> Short task: What lines of the data include the string "Получить"? Copy them all.

> Records for processing:
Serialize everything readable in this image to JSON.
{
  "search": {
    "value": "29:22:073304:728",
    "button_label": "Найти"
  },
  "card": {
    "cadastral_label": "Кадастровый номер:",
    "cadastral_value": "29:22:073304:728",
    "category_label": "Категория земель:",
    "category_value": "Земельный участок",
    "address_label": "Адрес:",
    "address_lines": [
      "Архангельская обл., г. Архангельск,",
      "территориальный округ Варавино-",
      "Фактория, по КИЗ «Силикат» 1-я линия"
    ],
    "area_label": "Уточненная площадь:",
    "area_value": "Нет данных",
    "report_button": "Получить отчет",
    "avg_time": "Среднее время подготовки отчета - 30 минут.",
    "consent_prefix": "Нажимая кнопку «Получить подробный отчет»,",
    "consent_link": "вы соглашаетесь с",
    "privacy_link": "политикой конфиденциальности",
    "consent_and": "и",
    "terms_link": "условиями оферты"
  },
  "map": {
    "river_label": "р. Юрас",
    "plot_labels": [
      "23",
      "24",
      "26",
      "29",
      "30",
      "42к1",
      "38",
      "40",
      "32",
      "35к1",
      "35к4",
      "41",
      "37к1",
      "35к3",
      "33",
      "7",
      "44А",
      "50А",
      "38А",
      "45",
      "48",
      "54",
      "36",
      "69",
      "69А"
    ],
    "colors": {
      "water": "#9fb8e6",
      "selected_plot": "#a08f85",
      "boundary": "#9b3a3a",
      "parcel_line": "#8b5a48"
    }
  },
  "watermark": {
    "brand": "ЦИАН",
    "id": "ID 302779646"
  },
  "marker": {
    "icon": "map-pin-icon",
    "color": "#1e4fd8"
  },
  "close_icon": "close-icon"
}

--

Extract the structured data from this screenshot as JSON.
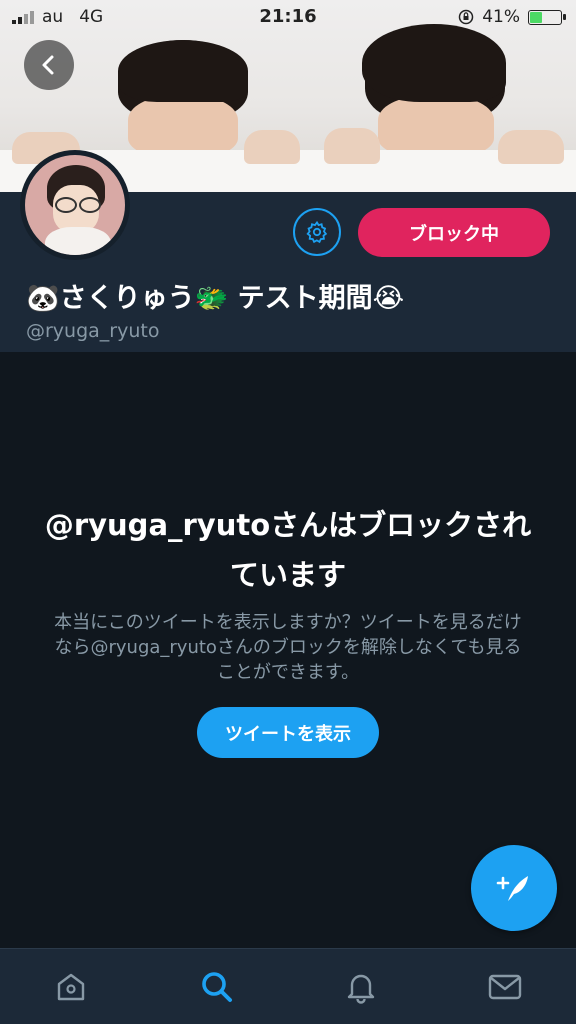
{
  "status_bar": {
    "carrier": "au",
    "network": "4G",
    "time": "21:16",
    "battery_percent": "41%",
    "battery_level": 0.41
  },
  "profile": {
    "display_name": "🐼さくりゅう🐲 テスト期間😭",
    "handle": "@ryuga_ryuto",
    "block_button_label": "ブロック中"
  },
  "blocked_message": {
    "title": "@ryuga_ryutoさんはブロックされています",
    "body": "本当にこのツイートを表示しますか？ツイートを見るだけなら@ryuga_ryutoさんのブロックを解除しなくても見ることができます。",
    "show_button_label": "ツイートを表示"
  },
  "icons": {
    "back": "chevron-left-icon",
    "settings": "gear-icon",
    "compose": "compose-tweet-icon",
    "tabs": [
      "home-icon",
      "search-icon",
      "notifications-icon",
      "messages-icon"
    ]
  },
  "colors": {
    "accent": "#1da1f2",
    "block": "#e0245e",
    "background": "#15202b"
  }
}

> Task result:
    "report_button": "Получить отчет",
    "consent_prefix": "Нажимая кнопку «Получить подробный отчет»,",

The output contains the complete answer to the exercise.